→ **Description of the task**: Return each line of the data below verbatim; pictures are to be left out.

→ **Dataset entries**:
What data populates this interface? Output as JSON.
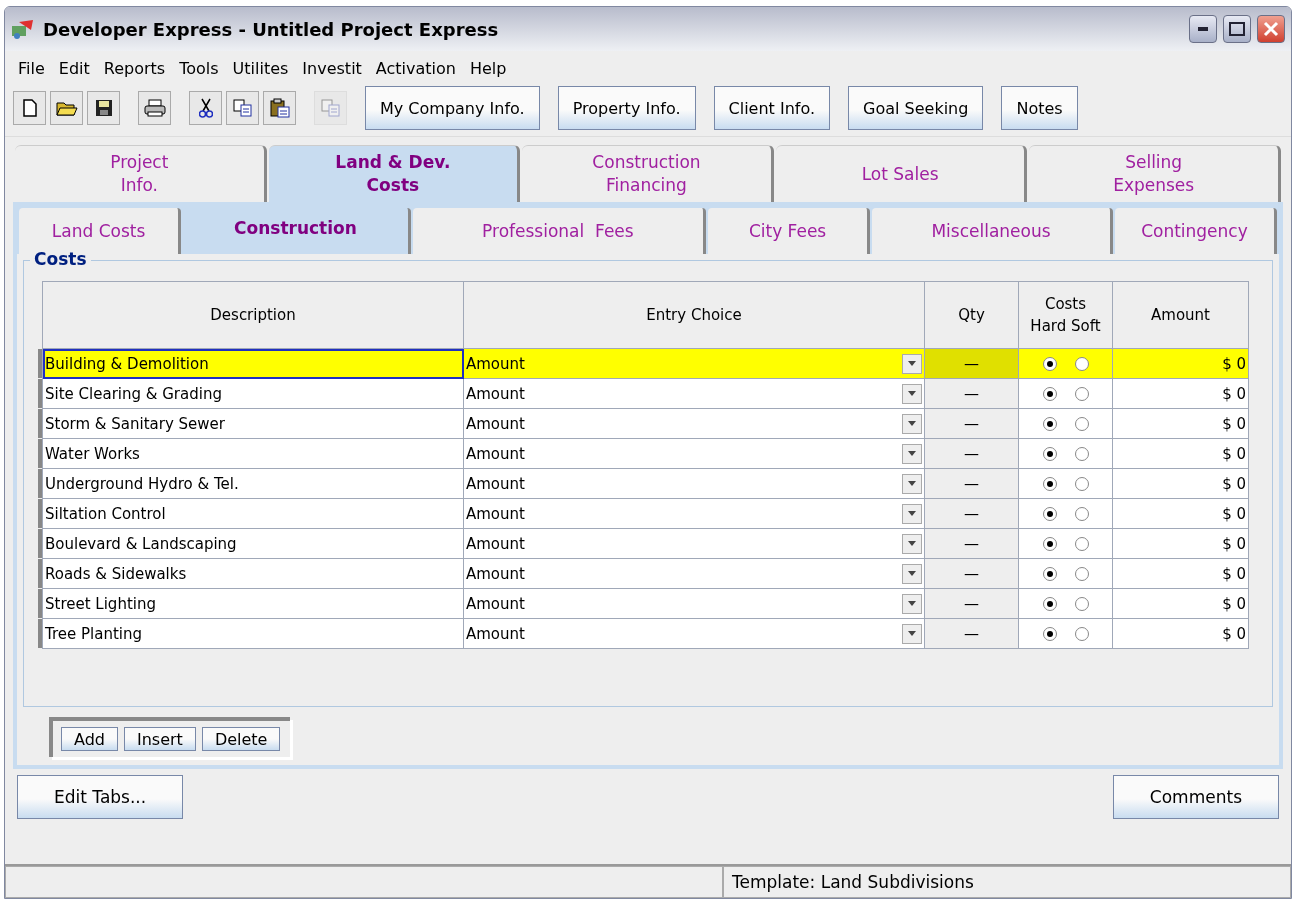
{
  "window": {
    "title": "Developer Express - Untitled Project Express"
  },
  "menu": [
    "File",
    "Edit",
    "Reports",
    "Tools",
    "Utilites",
    "Investit",
    "Activation",
    "Help"
  ],
  "toolbar": {
    "icons": [
      {
        "kind": "new",
        "disabled": false
      },
      {
        "kind": "open",
        "disabled": false
      },
      {
        "kind": "save",
        "disabled": false
      },
      {
        "kind": "print",
        "disabled": false
      },
      {
        "kind": "cut",
        "disabled": false
      },
      {
        "kind": "copy",
        "disabled": false
      },
      {
        "kind": "paste",
        "disabled": false
      },
      {
        "kind": "copy",
        "disabled": true
      }
    ],
    "buttons": [
      "My Company Info.",
      "Property Info.",
      "Client Info.",
      "Goal Seeking",
      "Notes"
    ]
  },
  "tabs": [
    {
      "label": "Project\nInfo.",
      "selected": false
    },
    {
      "label": "Land & Dev.\nCosts",
      "selected": true
    },
    {
      "label": "Construction\nFinancing",
      "selected": false
    },
    {
      "label": "Lot Sales",
      "selected": false
    },
    {
      "label": "Selling\nExpenses",
      "selected": false
    }
  ],
  "subtabs": [
    {
      "label": "Land Costs",
      "selected": false
    },
    {
      "label": "Construction",
      "selected": true
    },
    {
      "label": "Professional  Fees",
      "selected": false
    },
    {
      "label": "City Fees",
      "selected": false
    },
    {
      "label": "Miscellaneous",
      "selected": false
    },
    {
      "label": "Contingency",
      "selected": false
    }
  ],
  "panel": {
    "title": "Costs",
    "table": {
      "columns": [
        "Description",
        "Entry Choice",
        "Qty",
        "Costs\nHard Soft",
        "Amount"
      ],
      "rows": [
        {
          "description": "Building & Demolition",
          "entry_choice": "Amount",
          "qty": "—",
          "hard": true,
          "soft": false,
          "amount": "$ 0",
          "selected": true
        },
        {
          "description": "Site Clearing & Grading",
          "entry_choice": "Amount",
          "qty": "—",
          "hard": true,
          "soft": false,
          "amount": "$ 0",
          "selected": false
        },
        {
          "description": "Storm & Sanitary Sewer",
          "entry_choice": "Amount",
          "qty": "—",
          "hard": true,
          "soft": false,
          "amount": "$ 0",
          "selected": false
        },
        {
          "description": "Water Works",
          "entry_choice": "Amount",
          "qty": "—",
          "hard": true,
          "soft": false,
          "amount": "$ 0",
          "selected": false
        },
        {
          "description": "Underground Hydro & Tel.",
          "entry_choice": "Amount",
          "qty": "—",
          "hard": true,
          "soft": false,
          "amount": "$ 0",
          "selected": false
        },
        {
          "description": "Siltation Control",
          "entry_choice": "Amount",
          "qty": "—",
          "hard": true,
          "soft": false,
          "amount": "$ 0",
          "selected": false
        },
        {
          "description": "Boulevard & Landscaping",
          "entry_choice": "Amount",
          "qty": "—",
          "hard": true,
          "soft": false,
          "amount": "$ 0",
          "selected": false
        },
        {
          "description": "Roads & Sidewalks",
          "entry_choice": "Amount",
          "qty": "—",
          "hard": true,
          "soft": false,
          "amount": "$ 0",
          "selected": false
        },
        {
          "description": "Street Lighting",
          "entry_choice": "Amount",
          "qty": "—",
          "hard": true,
          "soft": false,
          "amount": "$ 0",
          "selected": false
        },
        {
          "description": "Tree Planting",
          "entry_choice": "Amount",
          "qty": "—",
          "hard": true,
          "soft": false,
          "amount": "$ 0",
          "selected": false
        }
      ]
    },
    "row_buttons": [
      "Add",
      "Insert",
      "Delete"
    ]
  },
  "footer_buttons": [
    "Edit Tabs...",
    "Comments"
  ],
  "status_bar": {
    "template": "Template: Land Subdivisions"
  }
}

→ **Task response**:
What data populates this interface? Output as JSON.
{
  "window": {
    "title": "Developer Express - Untitled Project Express"
  },
  "menu": [
    "File",
    "Edit",
    "Reports",
    "Tools",
    "Utilites",
    "Investit",
    "Activation",
    "Help"
  ],
  "toolbar": {
    "icons": [
      {
        "kind": "new",
        "disabled": false
      },
      {
        "kind": "open",
        "disabled": false
      },
      {
        "kind": "save",
        "disabled": false
      },
      {
        "kind": "print",
        "disabled": false
      },
      {
        "kind": "cut",
        "disabled": false
      },
      {
        "kind": "copy",
        "disabled": false
      },
      {
        "kind": "paste",
        "disabled": false
      },
      {
        "kind": "copy",
        "disabled": true
      }
    ],
    "buttons": [
      "My Company Info.",
      "Property Info.",
      "Client Info.",
      "Goal Seeking",
      "Notes"
    ]
  },
  "tabs": [
    {
      "label": "Project\nInfo.",
      "selected": false
    },
    {
      "label": "Land & Dev.\nCosts",
      "selected": true
    },
    {
      "label": "Construction\nFinancing",
      "selected": false
    },
    {
      "label": "Lot Sales",
      "selected": false
    },
    {
      "label": "Selling\nExpenses",
      "selected": false
    }
  ],
  "subtabs": [
    {
      "label": "Land Costs",
      "selected": false
    },
    {
      "label": "Construction",
      "selected": true
    },
    {
      "label": "Professional  Fees",
      "selected": false
    },
    {
      "label": "City Fees",
      "selected": false
    },
    {
      "label": "Miscellaneous",
      "selected": false
    },
    {
      "label": "Contingency",
      "selected": false
    }
  ],
  "panel": {
    "title": "Costs",
    "table": {
      "columns": [
        "Description",
        "Entry Choice",
        "Qty",
        "Costs\nHard Soft",
        "Amount"
      ],
      "rows": [
        {
          "description": "Building & Demolition",
          "entry_choice": "Amount",
          "qty": "—",
          "hard": true,
          "soft": false,
          "amount": "$ 0",
          "selected": true
        },
        {
          "description": "Site Clearing & Grading",
          "entry_choice": "Amount",
          "qty": "—",
          "hard": true,
          "soft": false,
          "amount": "$ 0",
          "selected": false
        },
        {
          "description": "Storm & Sanitary Sewer",
          "entry_choice": "Amount",
          "qty": "—",
          "hard": true,
          "soft": false,
          "amount": "$ 0",
          "selected": false
        },
        {
          "description": "Water Works",
          "entry_choice": "Amount",
          "qty": "—",
          "hard": true,
          "soft": false,
          "amount": "$ 0",
          "selected": false
        },
        {
          "description": "Underground Hydro & Tel.",
          "entry_choice": "Amount",
          "qty": "—",
          "hard": true,
          "soft": false,
          "amount": "$ 0",
          "selected": false
        },
        {
          "description": "Siltation Control",
          "entry_choice": "Amount",
          "qty": "—",
          "hard": true,
          "soft": false,
          "amount": "$ 0",
          "selected": false
        },
        {
          "description": "Boulevard & Landscaping",
          "entry_choice": "Amount",
          "qty": "—",
          "hard": true,
          "soft": false,
          "amount": "$ 0",
          "selected": false
        },
        {
          "description": "Roads & Sidewalks",
          "entry_choice": "Amount",
          "qty": "—",
          "hard": true,
          "soft": false,
          "amount": "$ 0",
          "selected": false
        },
        {
          "description": "Street Lighting",
          "entry_choice": "Amount",
          "qty": "—",
          "hard": true,
          "soft": false,
          "amount": "$ 0",
          "selected": false
        },
        {
          "description": "Tree Planting",
          "entry_choice": "Amount",
          "qty": "—",
          "hard": true,
          "soft": false,
          "amount": "$ 0",
          "selected": false
        }
      ]
    },
    "row_buttons": [
      "Add",
      "Insert",
      "Delete"
    ]
  },
  "footer_buttons": [
    "Edit Tabs...",
    "Comments"
  ],
  "status_bar": {
    "template": "Template: Land Subdivisions"
  }
}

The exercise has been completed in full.